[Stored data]
───

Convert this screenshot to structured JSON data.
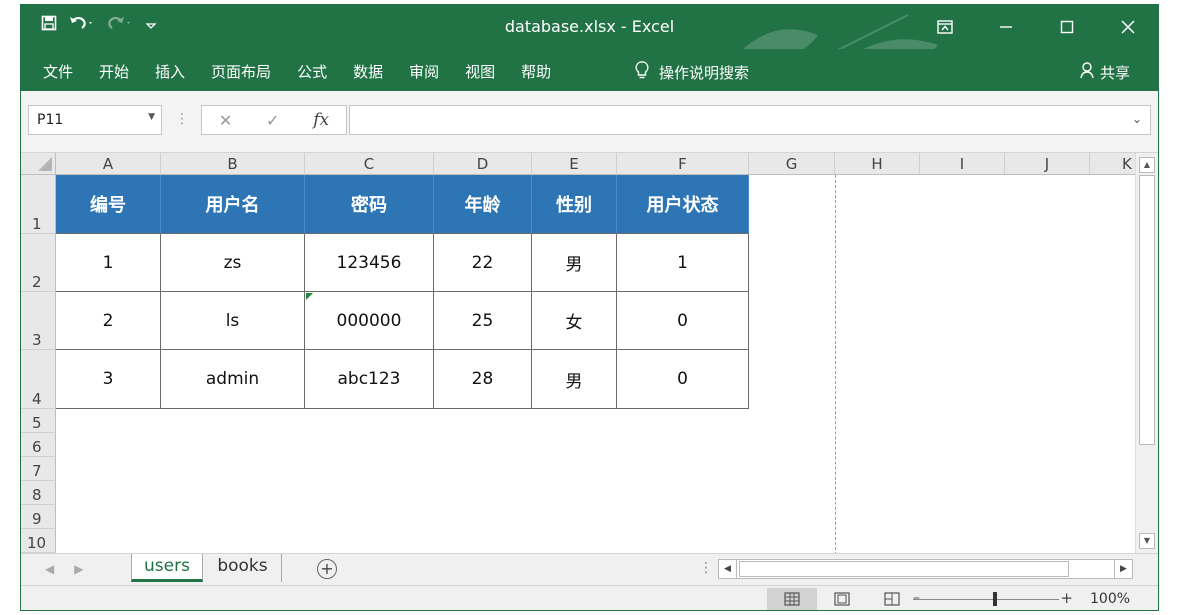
{
  "window": {
    "title": "database.xlsx  -  Excel"
  },
  "ribbon": {
    "tabs": [
      "文件",
      "开始",
      "插入",
      "页面布局",
      "公式",
      "数据",
      "审阅",
      "视图",
      "帮助"
    ],
    "tell_me": "操作说明搜索",
    "share": "共享"
  },
  "formula_bar": {
    "name_box": "P11",
    "fx": "fx",
    "content": ""
  },
  "columns": [
    "A",
    "B",
    "C",
    "D",
    "E",
    "F",
    "G",
    "H",
    "I",
    "J",
    "K"
  ],
  "rows": [
    "1",
    "2",
    "3",
    "4",
    "5",
    "6",
    "7",
    "8",
    "9",
    "10"
  ],
  "table": {
    "headers": [
      "编号",
      "用户名",
      "密码",
      "年龄",
      "性别",
      "用户状态"
    ],
    "rows": [
      [
        "1",
        "zs",
        "123456",
        "22",
        "男",
        "1"
      ],
      [
        "2",
        "ls",
        "000000",
        "25",
        "女",
        "0"
      ],
      [
        "3",
        "admin",
        "abc123",
        "28",
        "男",
        "0"
      ]
    ]
  },
  "sheets": {
    "active": "users",
    "tabs": [
      "users",
      "books"
    ]
  },
  "status": {
    "zoom": "100%"
  },
  "colors": {
    "excel_green": "#217346",
    "header_blue": "#2e75b6"
  },
  "icons": [
    "save-icon",
    "undo-icon",
    "redo-icon",
    "customize-qat-icon",
    "ribbon-display-icon",
    "minimize-icon",
    "maximize-icon",
    "close-icon",
    "lightbulb-icon",
    "share-person-icon",
    "cancel-icon",
    "enter-icon",
    "add-sheet-icon",
    "normal-view-icon",
    "page-layout-icon",
    "page-break-icon"
  ]
}
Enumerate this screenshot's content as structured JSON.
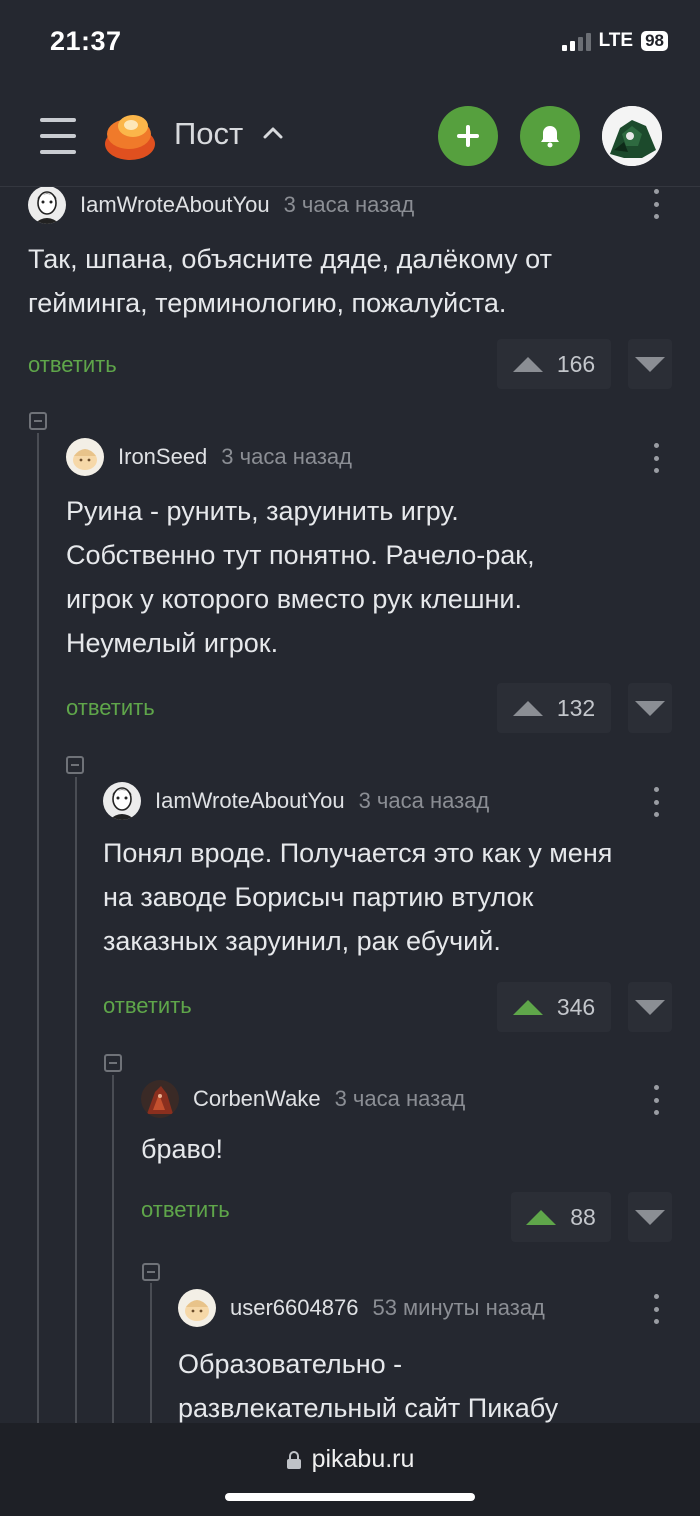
{
  "status": {
    "time": "21:37",
    "network": "LTE",
    "battery": "98"
  },
  "header": {
    "title": "Пост",
    "plus_icon": "plus-icon",
    "bell_icon": "bell-icon",
    "brand_color": "#56a03e"
  },
  "comments": [
    {
      "user": "IamWroteAboutYou",
      "time": "3 часа назад",
      "lines": [
        "Так, шпана, объясните дяде, далёкому от",
        "гейминга, терминологию, пожалуйста."
      ],
      "reply": "ответить",
      "rating": "166",
      "voted": false
    },
    {
      "user": "IronSeed",
      "time": "3 часа назад",
      "lines": [
        "Руина - рунить, заруинить игру.",
        "Собственно тут понятно. Рачело-рак,",
        "игрок у которого вместо рук клешни.",
        "Неумелый игрок."
      ],
      "reply": "ответить",
      "rating": "132",
      "voted": false
    },
    {
      "user": "IamWroteAboutYou",
      "time": "3 часа назад",
      "lines": [
        "Понял вроде. Получается это как у меня",
        "на заводе Борисыч партию втулок",
        "заказных заруинил, рак ебучий."
      ],
      "reply": "ответить",
      "rating": "346",
      "voted": true
    },
    {
      "user": "CorbenWake",
      "time": "3 часа назад",
      "lines": [
        "браво!"
      ],
      "reply": "ответить",
      "rating": "88",
      "voted": true
    },
    {
      "user": "user6604876",
      "time": "53 минуты назад",
      "lines": [
        "Образовательно -",
        "развлекательный сайт Пикабу"
      ],
      "reply": "",
      "rating": "",
      "voted": false
    }
  ],
  "footer": {
    "url": "pikabu.ru"
  }
}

───

- **WRITTEN TASK**:
Copy out each line word for word, please, skipping the images.

- **EXERCISE RESPONSE**:
Convert this screenshot to structured JSON data.
{
  "window": {
    "title": "database.xlsx  -  Excel"
  },
  "ribbon": {
    "tabs": [
      "文件",
      "开始",
      "插入",
      "页面布局",
      "公式",
      "数据",
      "审阅",
      "视图",
      "帮助"
    ],
    "tell_me": "操作说明搜索",
    "share": "共享"
  },
  "formula_bar": {
    "name_box": "P11",
    "fx": "fx",
    "content": ""
  },
  "columns": [
    "A",
    "B",
    "C",
    "D",
    "E",
    "F",
    "G",
    "H",
    "I",
    "J",
    "K"
  ],
  "rows": [
    "1",
    "2",
    "3",
    "4",
    "5",
    "6",
    "7",
    "8",
    "9",
    "10"
  ],
  "table": {
    "headers": [
      "编号",
      "用户名",
      "密码",
      "年龄",
      "性别",
      "用户状态"
    ],
    "rows": [
      [
        "1",
        "zs",
        "123456",
        "22",
        "男",
        "1"
      ],
      [
        "2",
        "ls",
        "000000",
        "25",
        "女",
        "0"
      ],
      [
        "3",
        "admin",
        "abc123",
        "28",
        "男",
        "0"
      ]
    ]
  },
  "sheets": {
    "active": "users",
    "tabs": [
      "users",
      "books"
    ]
  },
  "status": {
    "zoom": "100%"
  },
  "colors": {
    "excel_green": "#217346",
    "header_blue": "#2e75b6"
  },
  "icons": [
    "save-icon",
    "undo-icon",
    "redo-icon",
    "customize-qat-icon",
    "ribbon-display-icon",
    "minimize-icon",
    "maximize-icon",
    "close-icon",
    "lightbulb-icon",
    "share-person-icon",
    "cancel-icon",
    "enter-icon",
    "add-sheet-icon",
    "normal-view-icon",
    "page-layout-icon",
    "page-break-icon"
  ]
}
Enumerate this screenshot's content as structured JSON.
{
  "status": {
    "time": "21:37",
    "network": "LTE",
    "battery": "98"
  },
  "header": {
    "title": "Пост",
    "plus_icon": "plus-icon",
    "bell_icon": "bell-icon",
    "brand_color": "#56a03e"
  },
  "comments": [
    {
      "user": "IamWroteAboutYou",
      "time": "3 часа назад",
      "lines": [
        "Так, шпана, объясните дяде, далёкому от",
        "гейминга, терминологию, пожалуйста."
      ],
      "reply": "ответить",
      "rating": "166",
      "voted": false
    },
    {
      "user": "IronSeed",
      "time": "3 часа назад",
      "lines": [
        "Руина - рунить, заруинить игру.",
        "Собственно тут понятно. Рачело-рак,",
        "игрок у которого вместо рук клешни.",
        "Неумелый игрок."
      ],
      "reply": "ответить",
      "rating": "132",
      "voted": false
    },
    {
      "user": "IamWroteAboutYou",
      "time": "3 часа назад",
      "lines": [
        "Понял вроде. Получается это как у меня",
        "на заводе Борисыч партию втулок",
        "заказных заруинил, рак ебучий."
      ],
      "reply": "ответить",
      "rating": "346",
      "voted": true
    },
    {
      "user": "CorbenWake",
      "time": "3 часа назад",
      "lines": [
        "браво!"
      ],
      "reply": "ответить",
      "rating": "88",
      "voted": true
    },
    {
      "user": "user6604876",
      "time": "53 минуты назад",
      "lines": [
        "Образовательно -",
        "развлекательный сайт Пикабу"
      ],
      "reply": "",
      "rating": "",
      "voted": false
    }
  ],
  "footer": {
    "url": "pikabu.ru"
  }
}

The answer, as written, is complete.